> Extracted records:
* Start *
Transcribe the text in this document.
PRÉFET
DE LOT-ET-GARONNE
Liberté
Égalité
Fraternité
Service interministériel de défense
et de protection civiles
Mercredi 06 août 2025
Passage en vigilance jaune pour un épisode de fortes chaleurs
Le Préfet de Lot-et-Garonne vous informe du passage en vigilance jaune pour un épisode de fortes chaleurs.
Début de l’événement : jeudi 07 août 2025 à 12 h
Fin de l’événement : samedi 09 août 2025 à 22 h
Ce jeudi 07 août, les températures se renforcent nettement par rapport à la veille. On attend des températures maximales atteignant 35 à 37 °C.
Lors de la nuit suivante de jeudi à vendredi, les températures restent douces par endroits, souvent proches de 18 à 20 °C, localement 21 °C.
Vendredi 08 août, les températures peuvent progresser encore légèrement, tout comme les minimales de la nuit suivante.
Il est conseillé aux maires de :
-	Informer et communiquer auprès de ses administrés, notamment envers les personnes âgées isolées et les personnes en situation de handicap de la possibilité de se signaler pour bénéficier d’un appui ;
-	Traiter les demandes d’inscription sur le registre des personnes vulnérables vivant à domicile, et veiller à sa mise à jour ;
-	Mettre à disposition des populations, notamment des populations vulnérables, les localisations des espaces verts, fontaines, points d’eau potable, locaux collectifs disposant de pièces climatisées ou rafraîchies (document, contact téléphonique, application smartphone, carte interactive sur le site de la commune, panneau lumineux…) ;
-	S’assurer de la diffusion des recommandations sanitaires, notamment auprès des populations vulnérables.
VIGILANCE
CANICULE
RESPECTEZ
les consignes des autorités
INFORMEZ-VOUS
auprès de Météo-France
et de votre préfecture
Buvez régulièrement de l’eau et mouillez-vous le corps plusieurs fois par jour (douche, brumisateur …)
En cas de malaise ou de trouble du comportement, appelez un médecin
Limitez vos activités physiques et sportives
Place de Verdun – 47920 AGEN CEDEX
* End *
* Start *
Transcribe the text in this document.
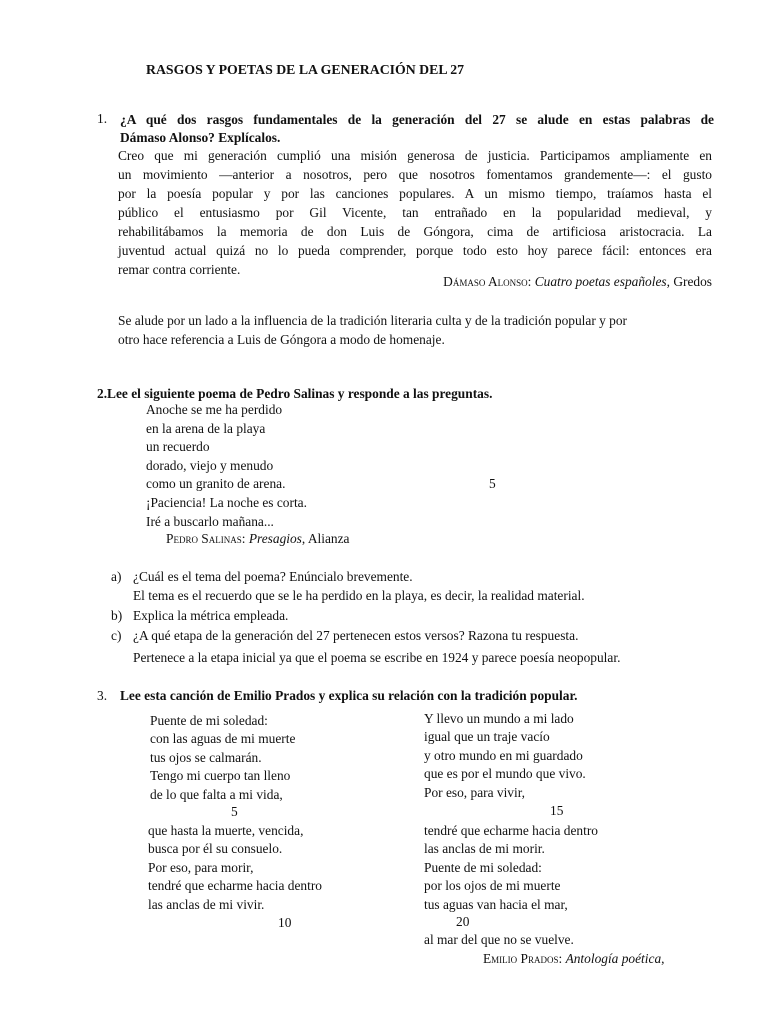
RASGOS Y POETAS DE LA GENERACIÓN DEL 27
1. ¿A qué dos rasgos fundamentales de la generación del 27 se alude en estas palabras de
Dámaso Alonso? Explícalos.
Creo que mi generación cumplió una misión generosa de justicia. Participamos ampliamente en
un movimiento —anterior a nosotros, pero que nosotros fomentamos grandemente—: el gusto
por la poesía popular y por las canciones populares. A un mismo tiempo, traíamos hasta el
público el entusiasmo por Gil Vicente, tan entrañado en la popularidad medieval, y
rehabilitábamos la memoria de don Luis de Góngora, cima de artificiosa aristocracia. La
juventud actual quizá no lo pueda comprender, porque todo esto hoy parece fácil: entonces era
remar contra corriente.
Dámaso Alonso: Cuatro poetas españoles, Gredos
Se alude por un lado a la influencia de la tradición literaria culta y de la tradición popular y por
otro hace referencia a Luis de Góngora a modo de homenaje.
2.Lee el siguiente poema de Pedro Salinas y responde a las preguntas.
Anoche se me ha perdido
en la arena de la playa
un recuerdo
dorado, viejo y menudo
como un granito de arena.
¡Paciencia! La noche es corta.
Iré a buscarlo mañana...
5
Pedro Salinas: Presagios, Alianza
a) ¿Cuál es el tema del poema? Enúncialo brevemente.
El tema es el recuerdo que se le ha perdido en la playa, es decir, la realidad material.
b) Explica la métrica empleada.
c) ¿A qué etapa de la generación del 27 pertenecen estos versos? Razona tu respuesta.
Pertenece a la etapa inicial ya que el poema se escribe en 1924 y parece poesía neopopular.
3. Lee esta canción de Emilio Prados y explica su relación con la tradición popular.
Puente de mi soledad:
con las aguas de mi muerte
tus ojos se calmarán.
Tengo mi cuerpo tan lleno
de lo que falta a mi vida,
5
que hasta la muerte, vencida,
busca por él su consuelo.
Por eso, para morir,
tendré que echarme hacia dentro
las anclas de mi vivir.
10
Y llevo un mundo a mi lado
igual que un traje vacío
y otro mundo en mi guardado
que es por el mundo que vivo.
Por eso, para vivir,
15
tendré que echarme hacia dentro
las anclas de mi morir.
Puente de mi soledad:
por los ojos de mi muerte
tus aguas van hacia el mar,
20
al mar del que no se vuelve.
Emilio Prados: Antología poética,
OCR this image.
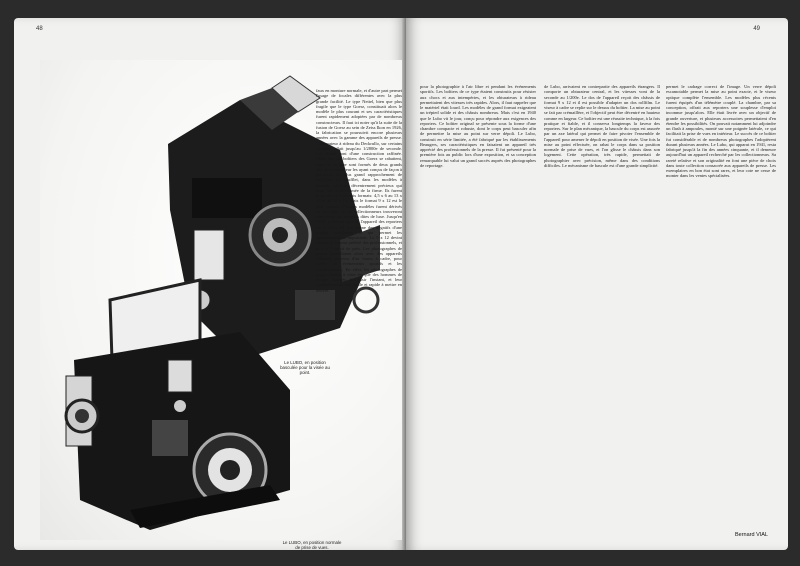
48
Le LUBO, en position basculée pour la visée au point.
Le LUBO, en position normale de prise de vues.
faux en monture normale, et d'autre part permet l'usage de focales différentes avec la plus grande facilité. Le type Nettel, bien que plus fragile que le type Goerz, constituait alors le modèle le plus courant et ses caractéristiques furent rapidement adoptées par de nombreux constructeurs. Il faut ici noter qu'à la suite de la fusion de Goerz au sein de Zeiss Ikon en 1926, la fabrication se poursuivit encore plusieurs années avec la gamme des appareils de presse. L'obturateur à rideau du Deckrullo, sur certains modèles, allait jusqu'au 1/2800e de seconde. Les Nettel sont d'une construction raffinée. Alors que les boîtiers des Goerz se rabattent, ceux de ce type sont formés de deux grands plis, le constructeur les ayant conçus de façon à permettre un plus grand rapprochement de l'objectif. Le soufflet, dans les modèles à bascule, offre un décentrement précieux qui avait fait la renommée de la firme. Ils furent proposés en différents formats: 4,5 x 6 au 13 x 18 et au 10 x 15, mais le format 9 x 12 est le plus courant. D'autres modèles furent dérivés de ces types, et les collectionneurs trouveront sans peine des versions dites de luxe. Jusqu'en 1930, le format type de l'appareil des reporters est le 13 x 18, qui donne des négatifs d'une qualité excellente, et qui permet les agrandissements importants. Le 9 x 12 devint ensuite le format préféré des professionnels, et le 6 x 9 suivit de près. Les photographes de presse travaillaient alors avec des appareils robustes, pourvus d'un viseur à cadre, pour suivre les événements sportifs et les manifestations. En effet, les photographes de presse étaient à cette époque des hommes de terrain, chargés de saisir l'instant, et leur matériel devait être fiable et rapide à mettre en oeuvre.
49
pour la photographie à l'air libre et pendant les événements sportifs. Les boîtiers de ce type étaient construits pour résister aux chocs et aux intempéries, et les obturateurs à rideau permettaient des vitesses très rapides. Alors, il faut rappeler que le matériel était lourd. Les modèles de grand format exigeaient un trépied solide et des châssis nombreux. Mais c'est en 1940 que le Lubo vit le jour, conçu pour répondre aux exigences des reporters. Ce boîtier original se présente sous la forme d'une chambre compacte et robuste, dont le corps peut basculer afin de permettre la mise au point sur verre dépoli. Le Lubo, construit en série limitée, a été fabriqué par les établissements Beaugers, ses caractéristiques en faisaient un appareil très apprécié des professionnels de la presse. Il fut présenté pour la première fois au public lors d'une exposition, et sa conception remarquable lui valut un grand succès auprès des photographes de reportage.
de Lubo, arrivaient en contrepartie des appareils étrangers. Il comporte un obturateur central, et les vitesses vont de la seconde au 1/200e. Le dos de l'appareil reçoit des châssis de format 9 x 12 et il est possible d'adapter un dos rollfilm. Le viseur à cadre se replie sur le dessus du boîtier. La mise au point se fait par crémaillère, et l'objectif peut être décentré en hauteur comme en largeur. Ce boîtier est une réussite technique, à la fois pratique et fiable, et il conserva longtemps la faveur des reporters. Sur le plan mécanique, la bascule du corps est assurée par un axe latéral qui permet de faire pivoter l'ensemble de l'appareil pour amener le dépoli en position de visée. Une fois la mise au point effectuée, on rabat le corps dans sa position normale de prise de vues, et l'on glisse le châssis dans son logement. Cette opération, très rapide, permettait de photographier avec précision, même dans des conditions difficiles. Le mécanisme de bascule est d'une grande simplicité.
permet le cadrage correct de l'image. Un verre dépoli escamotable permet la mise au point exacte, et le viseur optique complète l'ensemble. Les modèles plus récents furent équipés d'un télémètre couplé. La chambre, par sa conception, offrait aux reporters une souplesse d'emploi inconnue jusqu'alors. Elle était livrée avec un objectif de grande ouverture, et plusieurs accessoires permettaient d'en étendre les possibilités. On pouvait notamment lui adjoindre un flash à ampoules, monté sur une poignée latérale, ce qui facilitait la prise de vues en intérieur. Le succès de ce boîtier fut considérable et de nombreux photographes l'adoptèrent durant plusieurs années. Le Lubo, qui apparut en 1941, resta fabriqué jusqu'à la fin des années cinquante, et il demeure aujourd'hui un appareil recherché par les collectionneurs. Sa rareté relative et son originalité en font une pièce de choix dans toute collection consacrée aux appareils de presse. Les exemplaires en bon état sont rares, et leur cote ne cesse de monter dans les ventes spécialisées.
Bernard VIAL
* End *
> Written exercise: Where a line above contains the word "Pedro", copy that line.

> Written response:
2.Lee el siguiente poema de Pedro Salinas y responde a las preguntas.
Pedro Salinas: Presagios, Alianza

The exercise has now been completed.